:: Stored data ::

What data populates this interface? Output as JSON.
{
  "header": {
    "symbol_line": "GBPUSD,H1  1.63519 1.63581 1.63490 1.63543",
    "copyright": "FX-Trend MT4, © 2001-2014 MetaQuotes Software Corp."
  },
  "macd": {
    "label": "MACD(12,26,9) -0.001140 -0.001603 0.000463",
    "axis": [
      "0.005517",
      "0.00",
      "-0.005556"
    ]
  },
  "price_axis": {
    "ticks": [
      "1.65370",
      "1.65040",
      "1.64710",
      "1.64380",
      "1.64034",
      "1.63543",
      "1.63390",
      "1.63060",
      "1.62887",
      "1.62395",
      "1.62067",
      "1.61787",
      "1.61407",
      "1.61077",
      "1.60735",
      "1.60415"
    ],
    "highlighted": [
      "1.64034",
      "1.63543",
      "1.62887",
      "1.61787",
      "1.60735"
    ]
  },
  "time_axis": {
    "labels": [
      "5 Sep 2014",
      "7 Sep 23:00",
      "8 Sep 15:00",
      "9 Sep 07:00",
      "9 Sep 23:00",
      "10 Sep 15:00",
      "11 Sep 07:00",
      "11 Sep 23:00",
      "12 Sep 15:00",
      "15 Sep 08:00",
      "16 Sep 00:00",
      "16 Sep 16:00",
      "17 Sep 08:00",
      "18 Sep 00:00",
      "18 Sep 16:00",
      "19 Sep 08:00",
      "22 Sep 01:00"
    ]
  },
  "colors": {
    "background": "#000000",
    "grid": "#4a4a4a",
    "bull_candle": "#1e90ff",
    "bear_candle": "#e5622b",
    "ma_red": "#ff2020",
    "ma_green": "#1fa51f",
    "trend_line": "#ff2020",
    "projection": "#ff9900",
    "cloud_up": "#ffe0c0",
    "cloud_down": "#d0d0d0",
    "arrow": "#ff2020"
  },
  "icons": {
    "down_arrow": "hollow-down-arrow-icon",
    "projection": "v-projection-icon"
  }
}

:::
:: Stored data ::

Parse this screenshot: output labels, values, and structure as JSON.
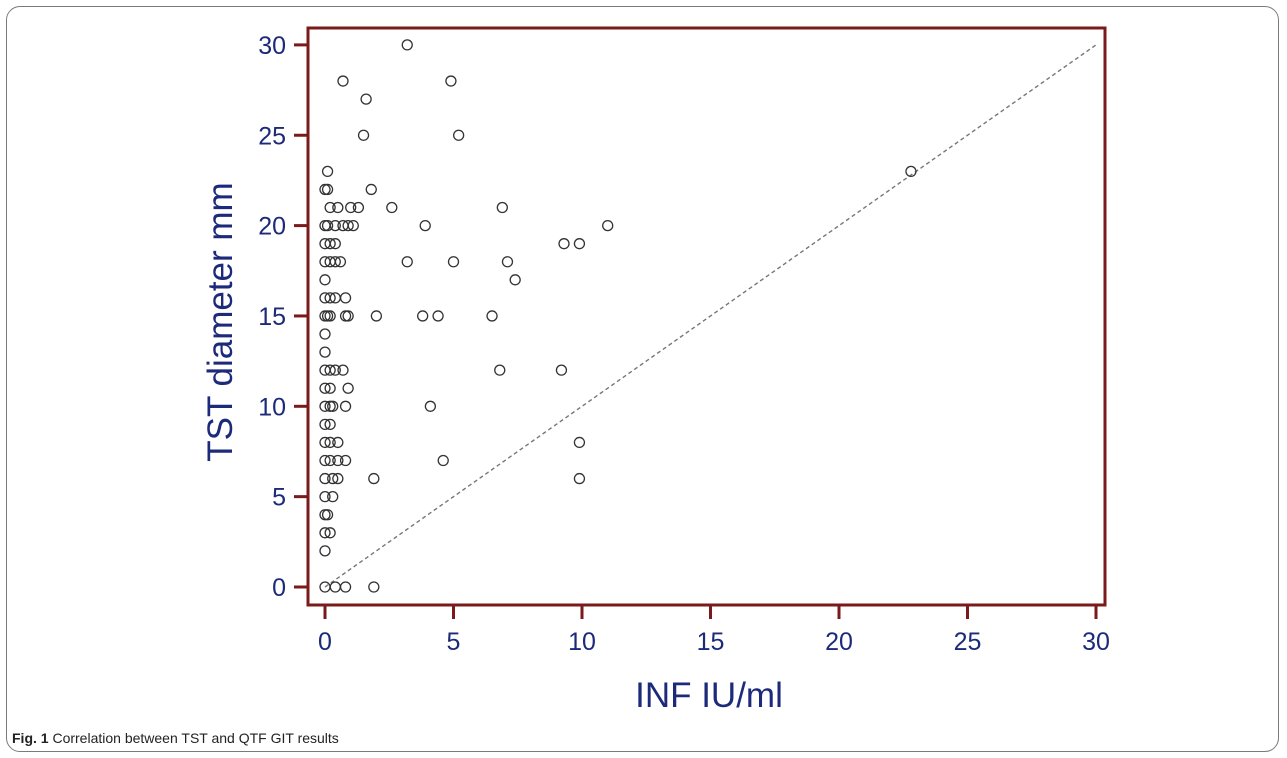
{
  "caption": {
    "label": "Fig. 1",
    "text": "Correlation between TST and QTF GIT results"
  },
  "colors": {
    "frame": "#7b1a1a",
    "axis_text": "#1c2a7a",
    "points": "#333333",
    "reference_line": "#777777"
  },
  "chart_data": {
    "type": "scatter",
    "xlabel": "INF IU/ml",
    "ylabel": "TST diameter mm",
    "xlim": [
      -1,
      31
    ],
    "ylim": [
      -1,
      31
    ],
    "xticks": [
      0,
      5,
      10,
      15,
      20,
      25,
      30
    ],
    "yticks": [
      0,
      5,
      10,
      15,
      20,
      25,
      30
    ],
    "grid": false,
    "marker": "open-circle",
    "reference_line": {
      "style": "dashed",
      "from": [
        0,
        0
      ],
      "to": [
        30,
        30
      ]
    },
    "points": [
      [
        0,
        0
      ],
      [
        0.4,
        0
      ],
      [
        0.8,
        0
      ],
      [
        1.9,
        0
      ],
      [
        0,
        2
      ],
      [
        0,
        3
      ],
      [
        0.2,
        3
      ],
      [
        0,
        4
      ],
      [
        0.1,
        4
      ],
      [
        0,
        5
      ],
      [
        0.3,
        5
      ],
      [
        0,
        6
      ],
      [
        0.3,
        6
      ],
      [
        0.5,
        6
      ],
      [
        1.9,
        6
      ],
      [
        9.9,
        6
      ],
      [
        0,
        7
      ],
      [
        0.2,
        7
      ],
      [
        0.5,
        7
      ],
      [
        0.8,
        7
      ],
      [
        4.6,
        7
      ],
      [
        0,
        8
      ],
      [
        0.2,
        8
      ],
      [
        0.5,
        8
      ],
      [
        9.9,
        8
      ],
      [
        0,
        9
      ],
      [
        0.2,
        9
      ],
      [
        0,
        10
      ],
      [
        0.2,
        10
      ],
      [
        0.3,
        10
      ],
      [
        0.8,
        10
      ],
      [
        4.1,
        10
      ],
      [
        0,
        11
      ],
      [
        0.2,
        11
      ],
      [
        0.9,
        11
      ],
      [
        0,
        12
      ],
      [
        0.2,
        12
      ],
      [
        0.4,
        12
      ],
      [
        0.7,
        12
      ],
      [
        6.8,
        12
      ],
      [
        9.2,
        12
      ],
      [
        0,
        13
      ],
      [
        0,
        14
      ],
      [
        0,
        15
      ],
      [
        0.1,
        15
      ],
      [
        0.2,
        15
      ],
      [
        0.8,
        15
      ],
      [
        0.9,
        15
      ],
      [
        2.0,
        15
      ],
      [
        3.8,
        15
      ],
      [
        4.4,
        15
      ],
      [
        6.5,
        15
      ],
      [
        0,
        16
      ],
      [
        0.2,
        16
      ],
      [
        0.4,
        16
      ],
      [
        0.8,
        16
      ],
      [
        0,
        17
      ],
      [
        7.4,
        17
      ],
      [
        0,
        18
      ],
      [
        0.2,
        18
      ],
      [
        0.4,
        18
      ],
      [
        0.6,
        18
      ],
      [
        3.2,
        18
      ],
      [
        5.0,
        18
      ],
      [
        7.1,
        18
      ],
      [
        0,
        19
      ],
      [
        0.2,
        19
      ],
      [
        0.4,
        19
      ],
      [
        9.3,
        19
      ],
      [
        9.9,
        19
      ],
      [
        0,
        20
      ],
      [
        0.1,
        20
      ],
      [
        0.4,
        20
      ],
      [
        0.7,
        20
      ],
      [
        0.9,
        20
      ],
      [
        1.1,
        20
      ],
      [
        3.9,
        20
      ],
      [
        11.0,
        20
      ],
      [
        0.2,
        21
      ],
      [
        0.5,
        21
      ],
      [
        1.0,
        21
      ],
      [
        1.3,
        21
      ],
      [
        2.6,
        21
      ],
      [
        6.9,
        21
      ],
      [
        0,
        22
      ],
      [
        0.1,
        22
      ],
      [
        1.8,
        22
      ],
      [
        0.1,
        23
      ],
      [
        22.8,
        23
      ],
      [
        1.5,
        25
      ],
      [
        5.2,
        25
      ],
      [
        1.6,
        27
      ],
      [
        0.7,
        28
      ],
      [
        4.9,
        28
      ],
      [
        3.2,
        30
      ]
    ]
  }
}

:::

— What needs to be done —
Find every line above that contains the word "arrow", and return each one.

— Answer to this problem —
    "arrow": "#ff2020"
    "down_arrow": "hollow-down-arrow-icon",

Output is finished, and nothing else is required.